Gather the lines from the material that contain "Autonomous".

Records from a collection
-------
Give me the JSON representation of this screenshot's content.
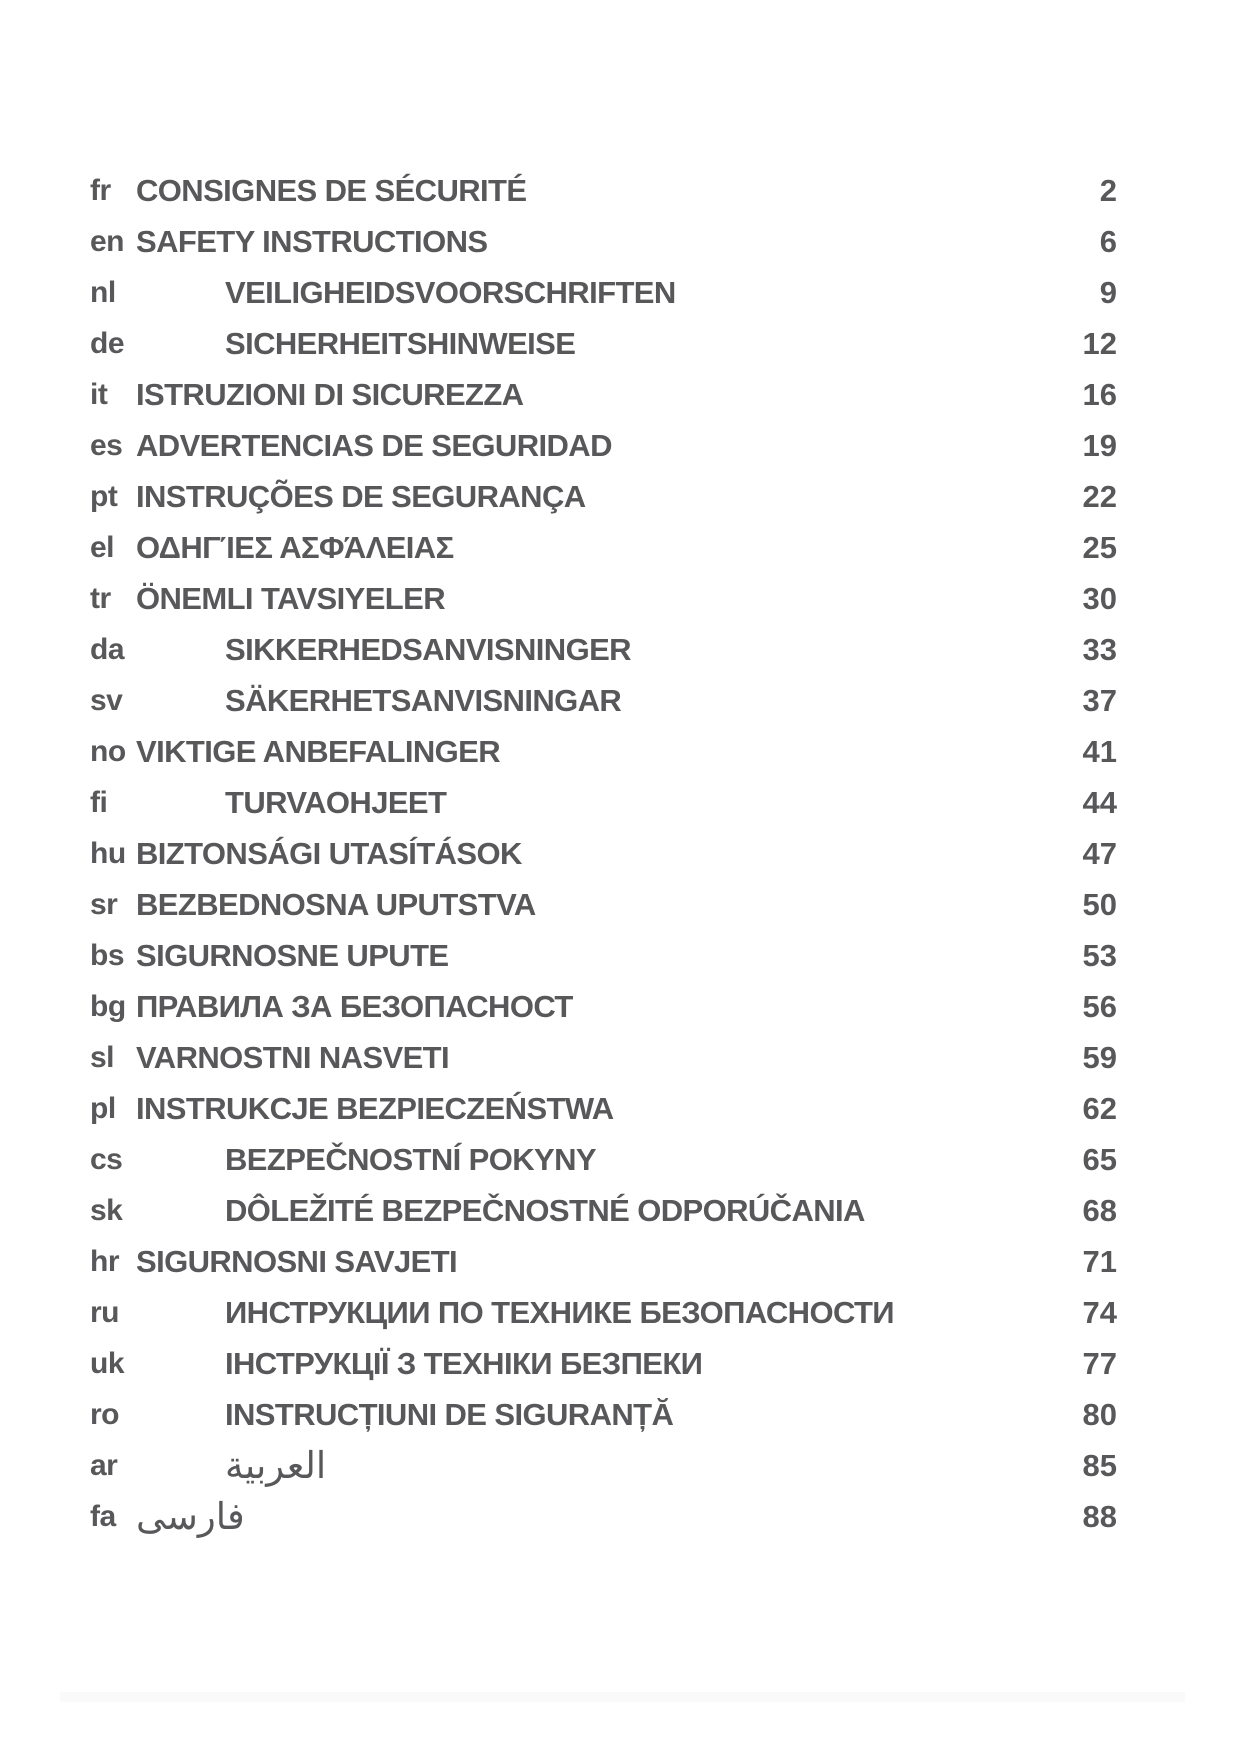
{
  "document": {
    "type": "table-of-contents",
    "text_color": "#58585b",
    "rows": [
      {
        "code": "fr",
        "title": "CONSIGNES DE SÉCURITÉ",
        "page": "2",
        "indent": false,
        "rtl": false
      },
      {
        "code": "en",
        "title": "SAFETY INSTRUCTIONS",
        "page": "6",
        "indent": false,
        "rtl": false
      },
      {
        "code": "nl",
        "title": "VEILIGHEIDSVOORSCHRIFTEN",
        "page": "9",
        "indent": true,
        "rtl": false
      },
      {
        "code": "de",
        "title": "SICHERHEITSHINWEISE",
        "page": "12",
        "indent": true,
        "rtl": false
      },
      {
        "code": "it",
        "title": "ISTRUZIONI DI SICUREZZA",
        "page": "16",
        "indent": false,
        "rtl": false
      },
      {
        "code": "es",
        "title": "ADVERTENCIAS DE SEGURIDAD",
        "page": "19",
        "indent": false,
        "rtl": false
      },
      {
        "code": "pt",
        "title": "INSTRUÇÕES DE SEGURANÇA",
        "page": "22",
        "indent": false,
        "rtl": false
      },
      {
        "code": "el",
        "title": "ΟΔΗΓΊΕΣ ΑΣΦΆΛΕΙΑΣ",
        "page": "25",
        "indent": false,
        "rtl": false
      },
      {
        "code": "tr",
        "title": "ÖNEMLI TAVSIYELER",
        "page": "30",
        "indent": false,
        "rtl": false
      },
      {
        "code": "da",
        "title": "SIKKERHEDSANVISNINGER",
        "page": "33",
        "indent": true,
        "rtl": false
      },
      {
        "code": "sv",
        "title": "SÄKERHETSANVISNINGAR",
        "page": "37",
        "indent": true,
        "rtl": false
      },
      {
        "code": "no",
        "title": "VIKTIGE ANBEFALINGER",
        "page": "41",
        "indent": false,
        "rtl": false
      },
      {
        "code": "fi",
        "title": "TURVAOHJEET",
        "page": "44",
        "indent": true,
        "rtl": false
      },
      {
        "code": "hu",
        "title": "BIZTONSÁGI UTASÍTÁSOK",
        "page": "47",
        "indent": false,
        "rtl": false
      },
      {
        "code": "sr",
        "title": "BEZBEDNOSNA UPUTSTVA",
        "page": "50",
        "indent": false,
        "rtl": false
      },
      {
        "code": "bs",
        "title": "SIGURNOSNE UPUTE",
        "page": "53",
        "indent": false,
        "rtl": false
      },
      {
        "code": "bg",
        "title": "ПРАВИЛА ЗА БЕЗОПАСНОСТ",
        "page": "56",
        "indent": false,
        "rtl": false
      },
      {
        "code": "sl",
        "title": "VARNOSTNI NASVETI",
        "page": "59",
        "indent": false,
        "rtl": false
      },
      {
        "code": "pl",
        "title": "INSTRUKCJE BEZPIECZEŃSTWA",
        "page": "62",
        "indent": false,
        "rtl": false
      },
      {
        "code": "cs",
        "title": "BEZPEČNOSTNÍ POKYNY",
        "page": "65",
        "indent": true,
        "rtl": false
      },
      {
        "code": "sk",
        "title": "DÔLEŽITÉ BEZPEČNOSTNÉ ODPORÚČANIA",
        "page": "68",
        "indent": true,
        "rtl": false
      },
      {
        "code": "hr",
        "title": "SIGURNOSNI SAVJETI",
        "page": "71",
        "indent": false,
        "rtl": false
      },
      {
        "code": "ru",
        "title": "ИНСТРУКЦИИ ПО ТЕХНИКЕ БЕЗОПАСНОСТИ",
        "page": "74",
        "indent": true,
        "rtl": false
      },
      {
        "code": "uk",
        "title": "ІНСТРУКЦІЇ З ТЕХНІКИ БЕЗПЕКИ",
        "page": "77",
        "indent": true,
        "rtl": false
      },
      {
        "code": "ro",
        "title": "INSTRUCȚIUNI DE SIGURANȚĂ",
        "page": "80",
        "indent": true,
        "rtl": false
      },
      {
        "code": "ar",
        "title": "العربية",
        "page": "85",
        "indent": true,
        "rtl": true
      },
      {
        "code": "fa",
        "title": "فارسی",
        "page": "88",
        "indent": false,
        "rtl": true
      }
    ]
  }
}
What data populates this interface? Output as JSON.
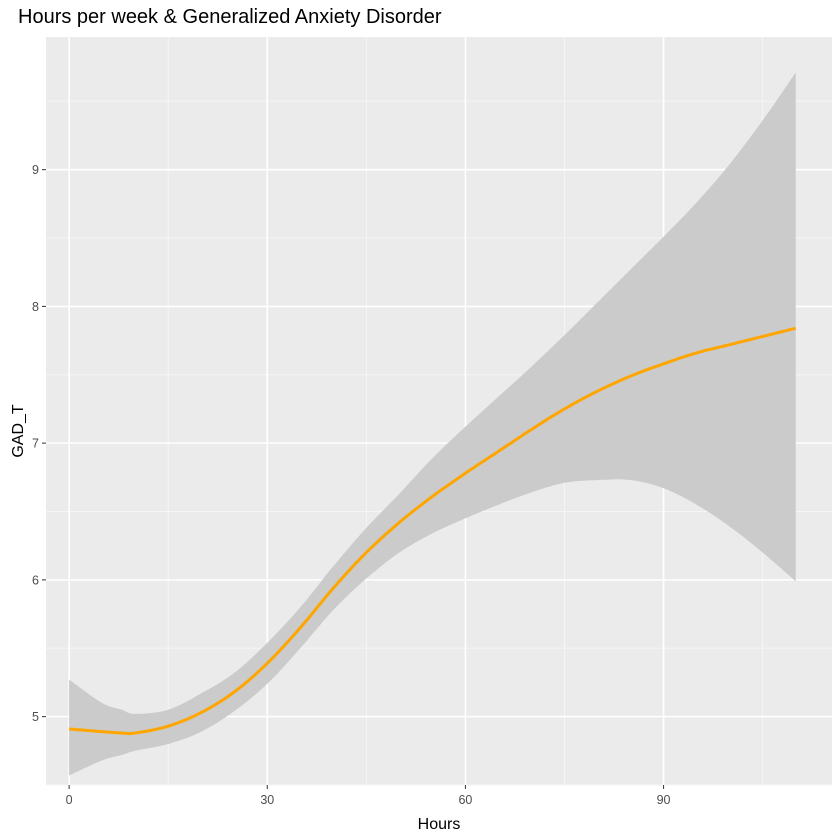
{
  "chart_data": {
    "type": "line",
    "title": "Hours per week & Generalized Anxiety Disorder",
    "xlabel": "Hours",
    "ylabel": "GAD_T",
    "xlim": [
      -3.5,
      115.5
    ],
    "ylim": [
      4.5,
      9.97
    ],
    "x_ticks": [
      0,
      30,
      60,
      90
    ],
    "x_tick_labels": [
      "0",
      "30",
      "60",
      "90"
    ],
    "y_ticks": [
      5,
      6,
      7,
      8,
      9
    ],
    "y_tick_labels": [
      "5",
      "6",
      "7",
      "8",
      "9"
    ],
    "grid": true,
    "legend": "none",
    "series": [
      {
        "style": "smooth line with confidence band",
        "color": "#FFA500",
        "band_color": "#CBCBCB",
        "x": [
          0,
          5,
          8,
          10,
          15,
          20,
          25,
          30,
          35,
          40,
          45,
          50,
          55,
          60,
          65,
          70,
          75,
          80,
          85,
          90,
          95,
          100,
          105,
          110
        ],
        "y": [
          4.91,
          4.89,
          4.88,
          4.88,
          4.93,
          5.03,
          5.18,
          5.39,
          5.65,
          5.94,
          6.2,
          6.42,
          6.61,
          6.78,
          6.94,
          7.1,
          7.25,
          7.38,
          7.49,
          7.58,
          7.66,
          7.72,
          7.78,
          7.84
        ],
        "ymin": [
          4.57,
          4.68,
          4.72,
          4.75,
          4.8,
          4.89,
          5.04,
          5.24,
          5.5,
          5.78,
          6.01,
          6.2,
          6.34,
          6.45,
          6.55,
          6.64,
          6.71,
          6.73,
          6.73,
          6.67,
          6.55,
          6.39,
          6.2,
          5.99
        ],
        "ymax": [
          5.27,
          5.1,
          5.05,
          5.02,
          5.05,
          5.17,
          5.32,
          5.54,
          5.8,
          6.1,
          6.38,
          6.63,
          6.89,
          7.12,
          7.34,
          7.56,
          7.79,
          8.03,
          8.27,
          8.51,
          8.76,
          9.04,
          9.36,
          9.71
        ]
      }
    ]
  }
}
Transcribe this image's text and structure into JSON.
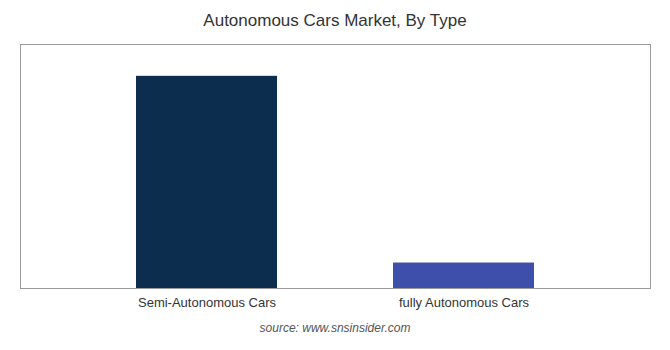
{
  "chart_data": {
    "type": "bar",
    "title": "Autonomous Cars Market, By Type",
    "categories": [
      "Semi-Autonomous Cars",
      "fully Autonomous Cars"
    ],
    "values": [
      100,
      12
    ],
    "colors": [
      "#0d2d4e",
      "#3d4faa"
    ],
    "ylim": [
      0,
      115
    ],
    "tick_labels": "x",
    "grid": false,
    "caption": "source: www.snsinsider.com"
  }
}
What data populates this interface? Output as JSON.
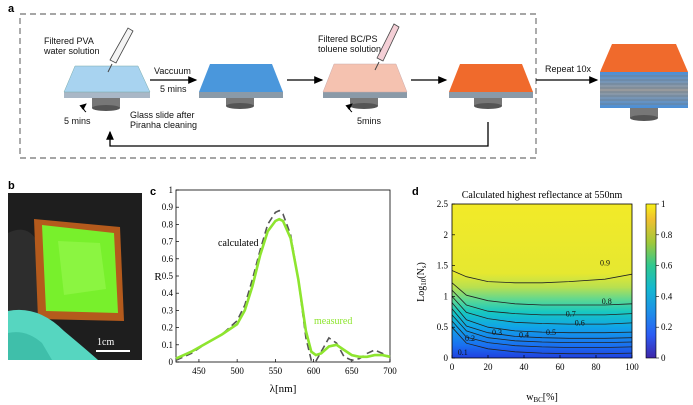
{
  "panel_a": {
    "label": "a",
    "filtered_pva": [
      "Filtered PVA",
      "water solution"
    ],
    "vaccuum": [
      "Vaccuum",
      "5 mins"
    ],
    "filtered_bcps": [
      "Filtered BC/PS",
      "toluene solution"
    ],
    "repeat": "Repeat 10x",
    "spin_left": "5 mins",
    "spin_right": "5mins",
    "glass_slide": [
      "Glass slide after",
      "Piranha cleaning"
    ]
  },
  "panel_b": {
    "label": "b",
    "scale": "1cm"
  },
  "panel_c": {
    "label": "c",
    "chart_data": {
      "type": "line",
      "xlabel": "λ[nm]",
      "ylabel": "R",
      "xlim": [
        420,
        700
      ],
      "ylim": [
        0,
        1
      ],
      "xticks": [
        "450",
        "500",
        "550",
        "600",
        "650",
        "700"
      ],
      "yticks": [
        "0",
        "0.1",
        "0.2",
        "0.3",
        "0.4",
        "0.5",
        "0.6",
        "0.7",
        "0.8",
        "0.9",
        "1"
      ],
      "annotations": [
        "calculated",
        "measured"
      ],
      "series": [
        {
          "name": "calculated",
          "color": "#555555",
          "style": "dashed",
          "x": [
            420,
            440,
            460,
            480,
            500,
            510,
            520,
            530,
            540,
            550,
            555,
            560,
            570,
            580,
            590,
            597,
            603,
            610,
            620,
            630,
            640,
            650,
            660,
            670,
            680,
            690,
            700
          ],
          "y": [
            0.01,
            0.05,
            0.11,
            0.16,
            0.24,
            0.33,
            0.48,
            0.65,
            0.8,
            0.87,
            0.88,
            0.86,
            0.74,
            0.48,
            0.14,
            0.01,
            0.005,
            0.06,
            0.14,
            0.11,
            0.03,
            0.01,
            0.02,
            0.05,
            0.07,
            0.05,
            0.03
          ]
        },
        {
          "name": "measured",
          "color": "#8ee52f",
          "style": "solid",
          "x": [
            420,
            440,
            460,
            480,
            500,
            510,
            520,
            530,
            540,
            550,
            555,
            560,
            570,
            580,
            590,
            597,
            603,
            610,
            620,
            630,
            640,
            650,
            660,
            670,
            680,
            690,
            700
          ],
          "y": [
            0.02,
            0.06,
            0.11,
            0.16,
            0.22,
            0.3,
            0.44,
            0.62,
            0.76,
            0.82,
            0.83,
            0.82,
            0.72,
            0.48,
            0.18,
            0.06,
            0.04,
            0.05,
            0.09,
            0.1,
            0.07,
            0.04,
            0.03,
            0.03,
            0.04,
            0.04,
            0.03
          ]
        }
      ]
    }
  },
  "panel_d": {
    "label": "d",
    "chart_data": {
      "type": "heatmap",
      "title": "Calculated highest reflectance at 550nm",
      "xlabel": "w_BC[%]",
      "xlabel_main": "w",
      "xlabel_sub": "BC",
      "xlabel_unit": "[%]",
      "ylabel": "Log10(Ns)",
      "xlim": [
        0,
        100
      ],
      "ylim": [
        0,
        2.5
      ],
      "xticks": [
        "0",
        "20",
        "40",
        "60",
        "80",
        "100"
      ],
      "yticks": [
        "0",
        "0.5",
        "1",
        "1.5",
        "2",
        "2.5"
      ],
      "colorbar_ticks": [
        "0",
        "0.2",
        "0.4",
        "0.6",
        "0.8",
        "1"
      ],
      "contours": [
        {
          "level": "0.9",
          "label_at": [
            85,
            1.5
          ],
          "y": [
            1.42,
            1.32,
            1.24,
            1.22,
            1.22,
            1.24,
            1.28,
            1.36
          ]
        },
        {
          "level": "0.8",
          "label_at": [
            86,
            0.88
          ],
          "y": [
            1.22,
            1.02,
            0.93,
            0.88,
            0.86,
            0.86,
            0.86,
            0.88
          ]
        },
        {
          "level": "0.7",
          "label_at": [
            66,
            0.67
          ],
          "y": [
            1.1,
            0.86,
            0.76,
            0.72,
            0.7,
            0.7,
            0.7,
            0.72
          ]
        },
        {
          "level": "0.6",
          "label_at": [
            71,
            0.53
          ],
          "y": [
            1.0,
            0.74,
            0.64,
            0.58,
            0.56,
            0.55,
            0.55,
            0.57
          ]
        },
        {
          "level": "0.5",
          "label_at": [
            55,
            0.37
          ],
          "y": [
            0.9,
            0.62,
            0.5,
            0.44,
            0.42,
            0.41,
            0.41,
            0.42
          ]
        },
        {
          "level": "0.4",
          "label_at": [
            40,
            0.33
          ],
          "y": [
            0.8,
            0.52,
            0.41,
            0.35,
            0.33,
            0.32,
            0.32,
            0.33
          ]
        },
        {
          "level": "0.3",
          "label_at": [
            25,
            0.37
          ],
          "y": [
            0.7,
            0.44,
            0.33,
            0.28,
            0.26,
            0.25,
            0.25,
            0.26
          ]
        },
        {
          "level": "0.2",
          "label_at": [
            10,
            0.28
          ],
          "y": [
            0.6,
            0.34,
            0.25,
            0.2,
            0.18,
            0.17,
            0.17,
            0.18
          ]
        },
        {
          "level": "0.1",
          "label_at": [
            6,
            0.05
          ],
          "y": [
            0.5,
            0.24,
            0.15,
            0.1,
            0.08,
            0.07,
            0.07,
            0.08
          ]
        }
      ],
      "contour_x": [
        0,
        8,
        20,
        35,
        50,
        65,
        85,
        100
      ]
    }
  }
}
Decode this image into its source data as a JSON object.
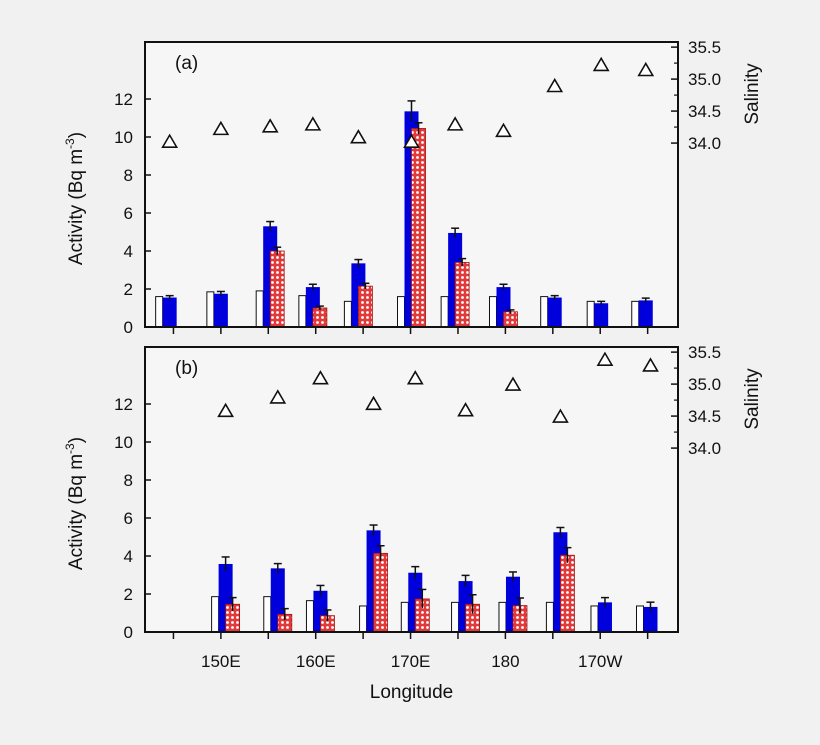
{
  "colors": {
    "background": "#f1f1f1",
    "plot_bg": "#f6f6f6",
    "white_bar": "#ffffff",
    "blue_bar": "#0000dd",
    "red_bar": "#e23a3a",
    "axis": "#111111"
  },
  "chart_data": [
    {
      "panel_label": "(a)",
      "type": "bar",
      "ylabel_main": "Activity (Bq m",
      "ylabel_sup": "-3",
      "ylabel_end": ")",
      "y2label": "Salinity",
      "xlabel": "",
      "ylim": [
        0,
        15
      ],
      "y_ticks": [
        0,
        2,
        4,
        6,
        8,
        10,
        12
      ],
      "y2lim": [
        31.125,
        35.58
      ],
      "y2_ticks": [
        "34.0",
        "34.5",
        "35.0",
        "35.5"
      ],
      "y2_minor_ticks": [
        34.25,
        34.75,
        35.25
      ],
      "xlim": [
        142,
        198.2
      ],
      "x_minor_ticks": [
        145,
        150,
        155,
        160,
        165,
        170,
        175,
        180,
        185,
        190,
        195
      ],
      "x_tick_labels": [],
      "longitudes": [
        144.6,
        150,
        155.2,
        159.7,
        164.5,
        170.1,
        174.7,
        179.8,
        185.2,
        190.1,
        194.8
      ],
      "series": [
        {
          "style": "white",
          "values": [
            1.6,
            1.85,
            1.9,
            1.65,
            1.35,
            1.6,
            1.6,
            1.6,
            1.6,
            1.35,
            1.35
          ],
          "errors": []
        },
        {
          "style": "blue",
          "values": [
            1.55,
            1.75,
            5.3,
            2.1,
            3.35,
            11.35,
            4.95,
            2.1,
            1.55,
            1.25,
            1.4
          ],
          "errors": [
            0.1,
            0.12,
            0.25,
            0.15,
            0.2,
            0.55,
            0.25,
            0.15,
            0.1,
            0.1,
            0.12
          ]
        },
        {
          "style": "red-crosshatch",
          "values": [
            null,
            null,
            4.0,
            1.0,
            2.15,
            10.45,
            3.4,
            0.8,
            null,
            null,
            null
          ],
          "errors": [
            null,
            null,
            0.2,
            0.1,
            0.15,
            0.3,
            0.2,
            0.1,
            null,
            null,
            null
          ]
        }
      ],
      "salinity": [
        34.03,
        34.23,
        34.27,
        34.3,
        34.1,
        34.03,
        34.3,
        34.2,
        34.9,
        35.23,
        35.15
      ]
    },
    {
      "panel_label": "(b)",
      "type": "bar",
      "ylabel_main": "Activity (Bq m",
      "ylabel_sup": "-3",
      "ylabel_end": ")",
      "y2label": "Salinity",
      "xlabel": "Longitude",
      "ylim": [
        0,
        15
      ],
      "y_ticks": [
        0,
        2,
        4,
        6,
        8,
        10,
        12
      ],
      "y2lim": [
        31.125,
        35.58
      ],
      "y2_ticks": [
        "34.0",
        "34.5",
        "35.0",
        "35.5"
      ],
      "y2_minor_ticks": [
        34.25,
        34.75,
        35.25
      ],
      "xlim": [
        142,
        198.2
      ],
      "x_minor_ticks": [
        145,
        150,
        155,
        160,
        165,
        170,
        175,
        180,
        185,
        190,
        195
      ],
      "x_tick_labels": [
        {
          "lon": 150,
          "label": "150E"
        },
        {
          "lon": 160,
          "label": "160E"
        },
        {
          "lon": 170,
          "label": "170E"
        },
        {
          "lon": 180,
          "label": "180"
        },
        {
          "lon": 190,
          "label": "170W"
        }
      ],
      "longitudes": [
        150.5,
        156.0,
        160.5,
        166.1,
        170.5,
        175.8,
        180.8,
        185.8,
        190.5,
        195.3
      ],
      "series": [
        {
          "style": "white",
          "values": [
            1.86,
            1.86,
            1.65,
            1.37,
            1.56,
            1.56,
            1.56,
            1.56,
            1.37,
            1.37
          ],
          "errors": []
        },
        {
          "style": "blue",
          "values": [
            3.58,
            3.35,
            2.17,
            5.35,
            3.12,
            2.68,
            2.91,
            5.25,
            1.56,
            1.32
          ],
          "errors": [
            0.37,
            0.25,
            0.28,
            0.28,
            0.32,
            0.3,
            0.25,
            0.25,
            0.25,
            0.25
          ]
        },
        {
          "style": "red-crosshatch",
          "values": [
            1.46,
            0.93,
            0.86,
            4.14,
            1.74,
            1.46,
            1.39,
            4.04,
            null,
            null
          ],
          "errors": [
            0.35,
            0.3,
            0.3,
            0.4,
            0.5,
            0.5,
            0.4,
            0.4,
            null,
            null
          ]
        }
      ],
      "salinity": [
        34.59,
        34.8,
        35.1,
        34.7,
        35.1,
        34.6,
        35.0,
        34.5,
        35.39,
        35.3
      ]
    }
  ]
}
-------
* RESULT:
    "title": "Autonomous Cars Market, By Type",
      "Semi-Autonomous Cars",
      "fully Autonomous Cars"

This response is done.